[Stated task] Look through the listing below and work out how many of its lines hold the word "models". Give only the number.
┌─ Data to process
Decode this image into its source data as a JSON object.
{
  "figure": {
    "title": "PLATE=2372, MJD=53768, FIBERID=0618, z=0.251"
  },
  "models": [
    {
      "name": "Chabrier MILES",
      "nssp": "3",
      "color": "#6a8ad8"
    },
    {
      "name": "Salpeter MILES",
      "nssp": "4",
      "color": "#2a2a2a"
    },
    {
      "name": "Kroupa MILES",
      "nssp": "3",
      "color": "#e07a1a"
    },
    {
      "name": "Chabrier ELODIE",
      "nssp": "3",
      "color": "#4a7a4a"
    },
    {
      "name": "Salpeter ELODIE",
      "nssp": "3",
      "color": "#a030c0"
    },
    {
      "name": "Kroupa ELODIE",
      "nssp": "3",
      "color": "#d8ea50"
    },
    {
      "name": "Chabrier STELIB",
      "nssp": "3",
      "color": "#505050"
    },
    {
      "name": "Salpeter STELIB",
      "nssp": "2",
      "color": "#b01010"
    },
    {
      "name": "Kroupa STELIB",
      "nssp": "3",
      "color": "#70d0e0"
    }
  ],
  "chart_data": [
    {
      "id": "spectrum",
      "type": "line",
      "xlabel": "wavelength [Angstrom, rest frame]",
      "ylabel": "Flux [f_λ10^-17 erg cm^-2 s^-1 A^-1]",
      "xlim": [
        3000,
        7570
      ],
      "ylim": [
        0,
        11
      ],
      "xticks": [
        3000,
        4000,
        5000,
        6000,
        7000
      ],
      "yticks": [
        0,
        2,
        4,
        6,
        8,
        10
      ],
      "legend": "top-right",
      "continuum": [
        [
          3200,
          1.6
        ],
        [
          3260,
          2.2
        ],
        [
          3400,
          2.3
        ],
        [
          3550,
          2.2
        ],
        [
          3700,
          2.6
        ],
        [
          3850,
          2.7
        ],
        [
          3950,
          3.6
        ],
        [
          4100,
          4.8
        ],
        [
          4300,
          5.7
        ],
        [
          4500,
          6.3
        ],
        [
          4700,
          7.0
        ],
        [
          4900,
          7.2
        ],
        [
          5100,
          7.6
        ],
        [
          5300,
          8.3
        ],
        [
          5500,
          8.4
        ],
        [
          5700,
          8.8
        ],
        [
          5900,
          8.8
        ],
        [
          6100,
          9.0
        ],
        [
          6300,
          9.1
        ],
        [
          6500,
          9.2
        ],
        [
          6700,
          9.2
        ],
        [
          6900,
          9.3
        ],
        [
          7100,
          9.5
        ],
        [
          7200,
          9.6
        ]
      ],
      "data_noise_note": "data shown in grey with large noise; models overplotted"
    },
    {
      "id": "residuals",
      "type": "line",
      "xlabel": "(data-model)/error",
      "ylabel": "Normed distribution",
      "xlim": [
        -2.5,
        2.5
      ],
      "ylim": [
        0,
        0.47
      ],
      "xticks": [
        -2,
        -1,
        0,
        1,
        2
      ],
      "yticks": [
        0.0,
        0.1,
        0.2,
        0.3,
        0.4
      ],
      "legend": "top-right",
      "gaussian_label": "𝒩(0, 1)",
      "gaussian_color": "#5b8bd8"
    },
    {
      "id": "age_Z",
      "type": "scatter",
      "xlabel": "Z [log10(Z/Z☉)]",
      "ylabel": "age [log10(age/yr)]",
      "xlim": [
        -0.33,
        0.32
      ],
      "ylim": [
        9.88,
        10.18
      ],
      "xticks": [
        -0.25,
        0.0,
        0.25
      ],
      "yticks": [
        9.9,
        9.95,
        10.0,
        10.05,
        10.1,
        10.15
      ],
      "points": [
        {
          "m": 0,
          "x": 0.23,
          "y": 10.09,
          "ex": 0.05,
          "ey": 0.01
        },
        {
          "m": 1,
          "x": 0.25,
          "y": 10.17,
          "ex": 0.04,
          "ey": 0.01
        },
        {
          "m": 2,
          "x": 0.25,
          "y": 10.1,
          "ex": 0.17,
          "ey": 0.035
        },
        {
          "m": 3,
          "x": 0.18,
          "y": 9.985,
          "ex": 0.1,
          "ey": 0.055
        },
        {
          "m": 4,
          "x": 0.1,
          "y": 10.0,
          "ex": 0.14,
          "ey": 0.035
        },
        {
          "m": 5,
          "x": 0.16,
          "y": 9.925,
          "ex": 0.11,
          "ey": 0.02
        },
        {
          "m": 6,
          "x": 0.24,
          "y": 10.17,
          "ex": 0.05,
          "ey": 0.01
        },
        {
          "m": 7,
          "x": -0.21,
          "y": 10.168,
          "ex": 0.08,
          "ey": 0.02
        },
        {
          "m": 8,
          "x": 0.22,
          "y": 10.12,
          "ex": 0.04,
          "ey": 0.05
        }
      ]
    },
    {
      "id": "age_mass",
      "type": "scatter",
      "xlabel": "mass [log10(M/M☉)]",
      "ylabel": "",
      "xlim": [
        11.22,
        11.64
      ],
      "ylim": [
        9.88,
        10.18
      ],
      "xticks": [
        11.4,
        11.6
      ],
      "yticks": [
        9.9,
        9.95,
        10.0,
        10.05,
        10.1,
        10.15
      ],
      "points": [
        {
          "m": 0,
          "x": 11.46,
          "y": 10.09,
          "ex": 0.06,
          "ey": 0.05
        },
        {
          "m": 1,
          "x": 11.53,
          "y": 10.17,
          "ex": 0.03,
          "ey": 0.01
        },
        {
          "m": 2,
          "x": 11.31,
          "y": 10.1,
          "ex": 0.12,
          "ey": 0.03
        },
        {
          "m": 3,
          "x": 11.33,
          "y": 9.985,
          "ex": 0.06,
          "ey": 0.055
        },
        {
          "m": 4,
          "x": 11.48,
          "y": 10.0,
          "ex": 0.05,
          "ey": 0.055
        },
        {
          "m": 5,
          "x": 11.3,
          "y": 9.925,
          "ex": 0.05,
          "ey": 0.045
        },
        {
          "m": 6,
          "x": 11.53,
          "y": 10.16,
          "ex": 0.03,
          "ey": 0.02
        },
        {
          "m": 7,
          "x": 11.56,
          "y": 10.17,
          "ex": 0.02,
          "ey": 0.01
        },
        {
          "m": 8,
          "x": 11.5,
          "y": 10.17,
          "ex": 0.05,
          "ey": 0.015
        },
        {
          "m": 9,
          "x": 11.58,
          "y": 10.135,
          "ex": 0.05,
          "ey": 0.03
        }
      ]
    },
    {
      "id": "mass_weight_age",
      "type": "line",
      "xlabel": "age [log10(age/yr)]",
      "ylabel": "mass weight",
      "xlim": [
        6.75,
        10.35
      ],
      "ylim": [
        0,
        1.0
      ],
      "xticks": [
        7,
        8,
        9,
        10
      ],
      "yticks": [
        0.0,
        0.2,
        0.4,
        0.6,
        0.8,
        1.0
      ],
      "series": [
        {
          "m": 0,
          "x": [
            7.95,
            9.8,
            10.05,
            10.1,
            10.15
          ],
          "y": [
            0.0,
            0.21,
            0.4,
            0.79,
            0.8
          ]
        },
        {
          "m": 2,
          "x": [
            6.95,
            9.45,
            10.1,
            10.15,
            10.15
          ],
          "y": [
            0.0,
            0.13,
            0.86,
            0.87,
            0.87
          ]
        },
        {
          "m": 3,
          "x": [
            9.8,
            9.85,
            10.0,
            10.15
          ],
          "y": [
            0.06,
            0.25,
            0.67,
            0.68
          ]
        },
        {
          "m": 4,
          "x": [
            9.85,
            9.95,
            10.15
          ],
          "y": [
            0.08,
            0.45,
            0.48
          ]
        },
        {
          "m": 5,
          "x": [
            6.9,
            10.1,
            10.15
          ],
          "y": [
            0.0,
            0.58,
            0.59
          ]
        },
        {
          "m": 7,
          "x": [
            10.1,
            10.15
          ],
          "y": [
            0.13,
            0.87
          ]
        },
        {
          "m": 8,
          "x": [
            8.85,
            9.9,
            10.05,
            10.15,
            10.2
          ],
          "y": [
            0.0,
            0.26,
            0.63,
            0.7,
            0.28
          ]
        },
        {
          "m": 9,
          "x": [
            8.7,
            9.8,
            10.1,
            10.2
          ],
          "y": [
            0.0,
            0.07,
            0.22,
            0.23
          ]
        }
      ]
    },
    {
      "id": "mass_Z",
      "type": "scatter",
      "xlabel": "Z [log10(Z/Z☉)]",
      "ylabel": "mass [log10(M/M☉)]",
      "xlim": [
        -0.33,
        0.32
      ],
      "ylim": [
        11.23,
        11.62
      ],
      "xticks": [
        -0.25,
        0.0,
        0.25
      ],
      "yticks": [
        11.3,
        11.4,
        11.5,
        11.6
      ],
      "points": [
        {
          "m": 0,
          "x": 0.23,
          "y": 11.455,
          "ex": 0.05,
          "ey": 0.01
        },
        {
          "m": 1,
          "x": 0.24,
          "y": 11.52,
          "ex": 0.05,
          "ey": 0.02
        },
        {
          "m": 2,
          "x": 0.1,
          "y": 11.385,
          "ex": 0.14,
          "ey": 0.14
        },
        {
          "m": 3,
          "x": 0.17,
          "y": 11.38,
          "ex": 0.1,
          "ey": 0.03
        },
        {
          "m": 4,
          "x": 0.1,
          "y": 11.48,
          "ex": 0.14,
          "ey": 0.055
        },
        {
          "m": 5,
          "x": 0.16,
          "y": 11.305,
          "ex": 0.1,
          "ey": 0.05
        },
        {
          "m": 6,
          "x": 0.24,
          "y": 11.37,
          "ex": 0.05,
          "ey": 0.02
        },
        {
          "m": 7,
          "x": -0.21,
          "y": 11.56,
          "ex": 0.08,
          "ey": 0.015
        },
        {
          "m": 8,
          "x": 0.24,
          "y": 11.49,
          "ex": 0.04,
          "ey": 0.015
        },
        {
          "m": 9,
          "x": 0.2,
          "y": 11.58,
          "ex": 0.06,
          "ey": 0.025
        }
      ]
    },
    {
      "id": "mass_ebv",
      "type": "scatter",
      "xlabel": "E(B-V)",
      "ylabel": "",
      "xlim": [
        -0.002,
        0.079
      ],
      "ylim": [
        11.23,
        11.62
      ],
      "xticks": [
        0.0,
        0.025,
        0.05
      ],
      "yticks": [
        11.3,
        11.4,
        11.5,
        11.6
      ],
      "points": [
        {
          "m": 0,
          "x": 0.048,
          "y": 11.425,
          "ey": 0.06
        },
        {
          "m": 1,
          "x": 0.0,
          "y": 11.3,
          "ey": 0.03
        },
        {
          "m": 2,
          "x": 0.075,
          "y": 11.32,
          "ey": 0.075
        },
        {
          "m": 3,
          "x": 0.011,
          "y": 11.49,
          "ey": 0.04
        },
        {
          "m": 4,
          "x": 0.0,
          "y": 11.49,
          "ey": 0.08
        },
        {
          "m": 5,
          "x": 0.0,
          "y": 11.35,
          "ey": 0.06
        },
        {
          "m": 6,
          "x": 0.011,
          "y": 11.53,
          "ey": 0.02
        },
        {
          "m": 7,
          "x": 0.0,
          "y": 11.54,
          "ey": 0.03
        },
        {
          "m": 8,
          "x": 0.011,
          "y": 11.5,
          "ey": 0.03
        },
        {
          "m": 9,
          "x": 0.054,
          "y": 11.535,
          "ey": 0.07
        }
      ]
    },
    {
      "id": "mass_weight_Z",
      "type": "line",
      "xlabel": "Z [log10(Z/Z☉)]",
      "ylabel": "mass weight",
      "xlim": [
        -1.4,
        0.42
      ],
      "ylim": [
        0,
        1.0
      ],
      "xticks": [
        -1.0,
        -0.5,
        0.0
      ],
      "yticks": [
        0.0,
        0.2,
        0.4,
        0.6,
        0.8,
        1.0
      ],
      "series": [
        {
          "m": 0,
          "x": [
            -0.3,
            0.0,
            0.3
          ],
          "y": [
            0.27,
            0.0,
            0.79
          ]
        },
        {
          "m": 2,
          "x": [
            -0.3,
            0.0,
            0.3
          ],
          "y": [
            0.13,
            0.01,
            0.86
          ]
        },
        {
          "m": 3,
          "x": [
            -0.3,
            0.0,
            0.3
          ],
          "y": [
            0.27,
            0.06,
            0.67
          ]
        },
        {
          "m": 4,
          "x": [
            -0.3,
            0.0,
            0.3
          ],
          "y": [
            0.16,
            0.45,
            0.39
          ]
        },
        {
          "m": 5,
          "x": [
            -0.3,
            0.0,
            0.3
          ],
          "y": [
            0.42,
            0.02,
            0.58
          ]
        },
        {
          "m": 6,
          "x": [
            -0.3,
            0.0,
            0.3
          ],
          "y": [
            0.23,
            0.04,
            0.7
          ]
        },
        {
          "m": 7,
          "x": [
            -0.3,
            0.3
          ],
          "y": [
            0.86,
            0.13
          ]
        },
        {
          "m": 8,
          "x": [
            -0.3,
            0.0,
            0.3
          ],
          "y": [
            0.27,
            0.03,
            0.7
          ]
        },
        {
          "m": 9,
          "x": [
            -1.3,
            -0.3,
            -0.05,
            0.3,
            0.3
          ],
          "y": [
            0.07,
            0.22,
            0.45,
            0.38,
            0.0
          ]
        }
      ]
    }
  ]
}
└─
[Solution for this task] 2